Entries from a dataset |
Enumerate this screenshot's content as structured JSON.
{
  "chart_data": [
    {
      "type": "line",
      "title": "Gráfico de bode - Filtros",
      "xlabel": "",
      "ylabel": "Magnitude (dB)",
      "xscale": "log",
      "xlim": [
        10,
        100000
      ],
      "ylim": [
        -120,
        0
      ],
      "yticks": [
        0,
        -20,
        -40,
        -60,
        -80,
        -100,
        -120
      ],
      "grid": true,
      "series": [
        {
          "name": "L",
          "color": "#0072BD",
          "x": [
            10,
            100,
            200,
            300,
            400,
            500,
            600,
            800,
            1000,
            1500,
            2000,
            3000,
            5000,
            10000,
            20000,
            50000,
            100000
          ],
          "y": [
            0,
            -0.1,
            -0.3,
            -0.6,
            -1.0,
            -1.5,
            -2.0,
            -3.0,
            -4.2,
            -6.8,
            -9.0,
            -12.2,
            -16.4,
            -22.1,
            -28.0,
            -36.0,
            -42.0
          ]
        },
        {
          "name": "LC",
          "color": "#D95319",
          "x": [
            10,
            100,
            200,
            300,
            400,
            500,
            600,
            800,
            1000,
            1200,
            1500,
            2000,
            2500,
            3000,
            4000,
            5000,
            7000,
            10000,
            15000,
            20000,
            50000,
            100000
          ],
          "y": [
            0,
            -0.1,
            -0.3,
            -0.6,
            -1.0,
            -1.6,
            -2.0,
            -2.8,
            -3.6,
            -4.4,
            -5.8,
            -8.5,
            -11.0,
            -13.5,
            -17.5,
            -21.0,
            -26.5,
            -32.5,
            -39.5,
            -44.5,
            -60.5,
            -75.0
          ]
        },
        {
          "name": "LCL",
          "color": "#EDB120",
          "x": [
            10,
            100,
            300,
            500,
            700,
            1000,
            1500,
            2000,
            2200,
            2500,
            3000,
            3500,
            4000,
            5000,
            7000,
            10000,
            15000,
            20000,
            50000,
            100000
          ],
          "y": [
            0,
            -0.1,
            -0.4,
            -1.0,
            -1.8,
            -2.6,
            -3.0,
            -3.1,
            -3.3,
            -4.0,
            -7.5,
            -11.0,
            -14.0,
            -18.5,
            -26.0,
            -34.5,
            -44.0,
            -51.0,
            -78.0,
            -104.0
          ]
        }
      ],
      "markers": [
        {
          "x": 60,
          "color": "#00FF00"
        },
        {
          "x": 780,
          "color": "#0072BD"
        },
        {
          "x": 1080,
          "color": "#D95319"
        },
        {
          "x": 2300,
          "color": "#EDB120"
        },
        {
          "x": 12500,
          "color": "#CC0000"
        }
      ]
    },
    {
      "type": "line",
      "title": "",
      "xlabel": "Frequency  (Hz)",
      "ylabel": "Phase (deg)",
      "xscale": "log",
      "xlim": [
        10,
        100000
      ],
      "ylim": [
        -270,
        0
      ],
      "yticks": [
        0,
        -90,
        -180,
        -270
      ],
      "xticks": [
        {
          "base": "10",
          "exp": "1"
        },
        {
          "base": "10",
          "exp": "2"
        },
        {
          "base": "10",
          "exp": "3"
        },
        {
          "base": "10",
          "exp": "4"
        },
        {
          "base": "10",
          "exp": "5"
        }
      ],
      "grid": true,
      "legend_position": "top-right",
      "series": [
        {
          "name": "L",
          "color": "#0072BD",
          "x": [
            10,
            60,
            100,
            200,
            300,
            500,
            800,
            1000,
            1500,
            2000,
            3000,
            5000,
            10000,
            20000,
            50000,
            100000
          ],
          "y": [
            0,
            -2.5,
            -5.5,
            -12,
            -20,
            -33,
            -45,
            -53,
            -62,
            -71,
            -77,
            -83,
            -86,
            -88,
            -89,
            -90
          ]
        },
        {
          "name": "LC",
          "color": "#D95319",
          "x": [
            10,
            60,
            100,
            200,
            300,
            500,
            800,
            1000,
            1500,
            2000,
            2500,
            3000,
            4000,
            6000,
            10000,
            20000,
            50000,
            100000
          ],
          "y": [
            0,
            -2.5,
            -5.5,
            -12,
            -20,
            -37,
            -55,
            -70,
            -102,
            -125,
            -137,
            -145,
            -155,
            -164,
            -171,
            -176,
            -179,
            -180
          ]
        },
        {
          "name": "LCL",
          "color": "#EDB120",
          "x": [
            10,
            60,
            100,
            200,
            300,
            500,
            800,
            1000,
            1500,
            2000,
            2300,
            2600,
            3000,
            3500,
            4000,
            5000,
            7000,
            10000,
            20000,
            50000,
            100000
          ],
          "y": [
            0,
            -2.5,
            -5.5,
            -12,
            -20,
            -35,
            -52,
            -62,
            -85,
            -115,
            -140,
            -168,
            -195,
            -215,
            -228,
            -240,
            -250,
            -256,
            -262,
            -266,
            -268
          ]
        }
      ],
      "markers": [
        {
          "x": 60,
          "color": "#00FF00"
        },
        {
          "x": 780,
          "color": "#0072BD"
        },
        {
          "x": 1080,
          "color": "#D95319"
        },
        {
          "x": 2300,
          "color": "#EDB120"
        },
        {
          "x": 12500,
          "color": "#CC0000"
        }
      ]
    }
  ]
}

AIM OF THE EXERCISE |
Copy out the whole listing exactly.

TASK RESULT |
Enumerate this screenshot's content as structured JSON.
{
  "chart_data": [
    {
      "type": "line",
      "title": "Gráfico de bode - Filtros",
      "xlabel": "",
      "ylabel": "Magnitude (dB)",
      "xscale": "log",
      "xlim": [
        10,
        100000
      ],
      "ylim": [
        -120,
        0
      ],
      "yticks": [
        0,
        -20,
        -40,
        -60,
        -80,
        -100,
        -120
      ],
      "grid": true,
      "series": [
        {
          "name": "L",
          "color": "#0072BD",
          "x": [
            10,
            100,
            200,
            300,
            400,
            500,
            600,
            800,
            1000,
            1500,
            2000,
            3000,
            5000,
            10000,
            20000,
            50000,
            100000
          ],
          "y": [
            0,
            -0.1,
            -0.3,
            -0.6,
            -1.0,
            -1.5,
            -2.0,
            -3.0,
            -4.2,
            -6.8,
            -9.0,
            -12.2,
            -16.4,
            -22.1,
            -28.0,
            -36.0,
            -42.0
          ]
        },
        {
          "name": "LC",
          "color": "#D95319",
          "x": [
            10,
            100,
            200,
            300,
            400,
            500,
            600,
            800,
            1000,
            1200,
            1500,
            2000,
            2500,
            3000,
            4000,
            5000,
            7000,
            10000,
            15000,
            20000,
            50000,
            100000
          ],
          "y": [
            0,
            -0.1,
            -0.3,
            -0.6,
            -1.0,
            -1.6,
            -2.0,
            -2.8,
            -3.6,
            -4.4,
            -5.8,
            -8.5,
            -11.0,
            -13.5,
            -17.5,
            -21.0,
            -26.5,
            -32.5,
            -39.5,
            -44.5,
            -60.5,
            -75.0
          ]
        },
        {
          "name": "LCL",
          "color": "#EDB120",
          "x": [
            10,
            100,
            300,
            500,
            700,
            1000,
            1500,
            2000,
            2200,
            2500,
            3000,
            3500,
            4000,
            5000,
            7000,
            10000,
            15000,
            20000,
            50000,
            100000
          ],
          "y": [
            0,
            -0.1,
            -0.4,
            -1.0,
            -1.8,
            -2.6,
            -3.0,
            -3.1,
            -3.3,
            -4.0,
            -7.5,
            -11.0,
            -14.0,
            -18.5,
            -26.0,
            -34.5,
            -44.0,
            -51.0,
            -78.0,
            -104.0
          ]
        }
      ],
      "markers": [
        {
          "x": 60,
          "color": "#00FF00"
        },
        {
          "x": 780,
          "color": "#0072BD"
        },
        {
          "x": 1080,
          "color": "#D95319"
        },
        {
          "x": 2300,
          "color": "#EDB120"
        },
        {
          "x": 12500,
          "color": "#CC0000"
        }
      ]
    },
    {
      "type": "line",
      "title": "",
      "xlabel": "Frequency  (Hz)",
      "ylabel": "Phase (deg)",
      "xscale": "log",
      "xlim": [
        10,
        100000
      ],
      "ylim": [
        -270,
        0
      ],
      "yticks": [
        0,
        -90,
        -180,
        -270
      ],
      "xticks": [
        {
          "base": "10",
          "exp": "1"
        },
        {
          "base": "10",
          "exp": "2"
        },
        {
          "base": "10",
          "exp": "3"
        },
        {
          "base": "10",
          "exp": "4"
        },
        {
          "base": "10",
          "exp": "5"
        }
      ],
      "grid": true,
      "legend_position": "top-right",
      "series": [
        {
          "name": "L",
          "color": "#0072BD",
          "x": [
            10,
            60,
            100,
            200,
            300,
            500,
            800,
            1000,
            1500,
            2000,
            3000,
            5000,
            10000,
            20000,
            50000,
            100000
          ],
          "y": [
            0,
            -2.5,
            -5.5,
            -12,
            -20,
            -33,
            -45,
            -53,
            -62,
            -71,
            -77,
            -83,
            -86,
            -88,
            -89,
            -90
          ]
        },
        {
          "name": "LC",
          "color": "#D95319",
          "x": [
            10,
            60,
            100,
            200,
            300,
            500,
            800,
            1000,
            1500,
            2000,
            2500,
            3000,
            4000,
            6000,
            10000,
            20000,
            50000,
            100000
          ],
          "y": [
            0,
            -2.5,
            -5.5,
            -12,
            -20,
            -37,
            -55,
            -70,
            -102,
            -125,
            -137,
            -145,
            -155,
            -164,
            -171,
            -176,
            -179,
            -180
          ]
        },
        {
          "name": "LCL",
          "color": "#EDB120",
          "x": [
            10,
            60,
            100,
            200,
            300,
            500,
            800,
            1000,
            1500,
            2000,
            2300,
            2600,
            3000,
            3500,
            4000,
            5000,
            7000,
            10000,
            20000,
            50000,
            100000
          ],
          "y": [
            0,
            -2.5,
            -5.5,
            -12,
            -20,
            -35,
            -52,
            -62,
            -85,
            -115,
            -140,
            -168,
            -195,
            -215,
            -228,
            -240,
            -250,
            -256,
            -262,
            -266,
            -268
          ]
        }
      ],
      "markers": [
        {
          "x": 60,
          "color": "#00FF00"
        },
        {
          "x": 780,
          "color": "#0072BD"
        },
        {
          "x": 1080,
          "color": "#D95319"
        },
        {
          "x": 2300,
          "color": "#EDB120"
        },
        {
          "x": 12500,
          "color": "#CC0000"
        }
      ]
    }
  ]
}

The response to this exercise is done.